La partie de Milena Agus m'a vraiment emballée. L'ambiance du roman m'a beaucoup plu. Basé sur un fait réel que l'auteure a alimenté par son imagination, nous entrons dans la demeure des soeurs Porro située à Andria dans les Pouilles. le récit retrace le portrait de quatre soeurs cinquantenaires et sexagénaires. Luisa, Vincenza et Carolina sont restées ce que l'on appelait des "vieilles filles". Seule leur soeur Stefania fait figure d'exception en s'étant mariée sur le tard. Les quatres soeurs ne disent jamais de mal des autres, elles sont très à cheval sur la bienséance, charitables avec leur église, mais ne s'intéressent pas le moins du monde à ce qui se passe en dehors de leur villa.

Pourtant, l'Italie du sud est dévastée. Les soldats démobilisés meurent de faim dans les vignes des Pouilles et sur la place Catúma, chaque jour se dresse un véritable "marché de bras" où les journaliers s'amassent pour espérer trouver un travail à la journée. Un autre personnage féminin est présent dans le quotidien bien rangé des soeurs Porro. "Elle" leur rend visite régulièrement, ce sont ses amies. Mais "elle" a des convictions, elle est révoltée bien qu'elle n'agisse pas.

» Contenu des données:
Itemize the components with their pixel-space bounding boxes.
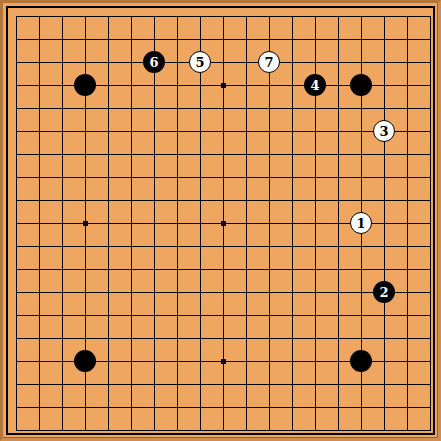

» Travail à faire: Prolongez le compte rendu du roman sur les sœurs Porro au-delà de sa dernière phrase. Ces données proviennent d'une autre source que l'extrait.

» Réponse attendue:
Le 7 mars 1946, sur la place d'Andria, un coup de feu est tiré alors que l'on attend le discours de Giuseppe di Vittorio, ouvrier agricole devenu secrétaire général de la CGIL (Confederazione italiana del lavoro). Tout semble indiquer que le coup de feu a été tiré de la villa des Porro. La partie de Lucia Castellina inscrit ce fait divers dans l'histoire générale de cette région italienne. Elle parle de guerre civile dans les Pouilles dès 1943 évoquant les différents conflits sociaux. Puis, elle nous informe sur les arrestations et sur le procès qui eut lieu deux ans plus tard en 1948. Plus d'une centaine de personnes arrêtées, pour la plupart analphabètes. L'exposé de Lucia Castellina était intéressant mais plus difficile d'accès pour moi, notamment en ce qui concerne la gauche et les différents événements politiques.

Pour résumer, j'ai beaucoup apprécié la première partie : le roman. Mon intérêt a ensuite été éveillé par l'explication qui replace dans le contexte historique général de l'époque. Mais ce passage purement historique m'a un peu perdue faute de connaissances personnelles sur le sujet.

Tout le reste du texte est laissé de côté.